----- Material -----
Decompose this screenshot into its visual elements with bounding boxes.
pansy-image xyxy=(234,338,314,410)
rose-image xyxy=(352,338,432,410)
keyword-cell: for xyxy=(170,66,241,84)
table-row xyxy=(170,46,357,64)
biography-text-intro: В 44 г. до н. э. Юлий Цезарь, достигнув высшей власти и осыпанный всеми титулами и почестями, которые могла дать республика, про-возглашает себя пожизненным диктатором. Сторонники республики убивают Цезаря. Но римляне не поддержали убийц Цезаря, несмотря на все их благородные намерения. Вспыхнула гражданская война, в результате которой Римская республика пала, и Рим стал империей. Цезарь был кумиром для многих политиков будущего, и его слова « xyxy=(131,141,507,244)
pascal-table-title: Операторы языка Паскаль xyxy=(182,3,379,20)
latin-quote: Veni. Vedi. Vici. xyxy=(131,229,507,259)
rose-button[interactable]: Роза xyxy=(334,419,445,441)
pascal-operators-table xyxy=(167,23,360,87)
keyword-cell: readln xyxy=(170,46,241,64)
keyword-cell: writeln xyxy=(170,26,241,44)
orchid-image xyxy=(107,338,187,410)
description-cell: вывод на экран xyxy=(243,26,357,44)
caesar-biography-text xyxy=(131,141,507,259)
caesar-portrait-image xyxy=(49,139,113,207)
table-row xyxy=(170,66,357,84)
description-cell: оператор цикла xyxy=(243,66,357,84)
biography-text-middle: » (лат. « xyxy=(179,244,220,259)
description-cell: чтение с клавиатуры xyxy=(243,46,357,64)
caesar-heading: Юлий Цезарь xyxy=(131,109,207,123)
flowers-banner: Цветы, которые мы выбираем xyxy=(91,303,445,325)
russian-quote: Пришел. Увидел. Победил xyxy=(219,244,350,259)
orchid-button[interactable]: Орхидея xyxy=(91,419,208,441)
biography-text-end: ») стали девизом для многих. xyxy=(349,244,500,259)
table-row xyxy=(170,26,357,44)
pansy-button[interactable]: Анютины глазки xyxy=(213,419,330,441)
-----
Set out every line of the records above as a JSON list of strings, one string per line, with blank lines omitted.

[
  "Decompose this screenshot into its visual elements with bounding boxes.",
  "pansy-image xyxy=(234,338,314,410)",
  "rose-image xyxy=(352,338,432,410)",
  "keyword-cell: for xyxy=(170,66,241,84)",
  "table-row xyxy=(170,46,357,64)",
  "biography-text-intro: В 44 г. до н. э. Юлий Цезарь, достигнув высшей власти и осыпанный всеми титулами и почестями, которые могла дать республика, про-возглашает себя пожизненным диктатором. Сторонники республики убивают Цезаря. Но римляне не поддержали убийц Цезаря, несмотря на все их благородные намерения. Вспыхнула гражданская война, в результате которой Римская республика пала, и Рим стал империей. Цезарь был кумиром для многих политиков будущего, и его слова « xyxy=(131,141,507,244)",
  "pascal-table-title: Операторы языка Паскаль xyxy=(182,3,379,20)",
  "latin-quote: Veni. Vedi. Vici. xyxy=(131,229,507,259)",
  "rose-button[interactable]: Роза xyxy=(334,419,445,441)",
  "pascal-operators-table xyxy=(167,23,360,87)",
  "keyword-cell: readln xyxy=(170,46,241,64)",
  "keyword-cell: writeln xyxy=(170,26,241,44)",
  "orchid-image xyxy=(107,338,187,410)",
  "description-cell: вывод на экран xyxy=(243,26,357,44)",
  "caesar-biography-text xyxy=(131,141,507,259)",
  "caesar-portrait-image xyxy=(49,139,113,207)",
  "table-row xyxy=(170,66,357,84)",
  "description-cell: оператор цикла xyxy=(243,66,357,84)",
  "biography-text-middle: » (лат. « xyxy=(179,244,220,259)",
  "description-cell: чтение с клавиатуры xyxy=(243,46,357,64)",
  "caesar-heading: Юлий Цезарь xyxy=(131,109,207,123)",
  "flowers-banner: Цветы, которые мы выбираем xyxy=(91,303,445,325)",
  "russian-quote: Пришел. Увидел. Победил xyxy=(219,244,350,259)",
  "orchid-button[interactable]: Орхидея xyxy=(91,419,208,441)",
  "biography-text-end: ») стали девизом для многих. xyxy=(349,244,500,259)",
  "table-row xyxy=(170,26,357,44)",
  "pansy-button[interactable]: Анютины глазки xyxy=(213,419,330,441)"
]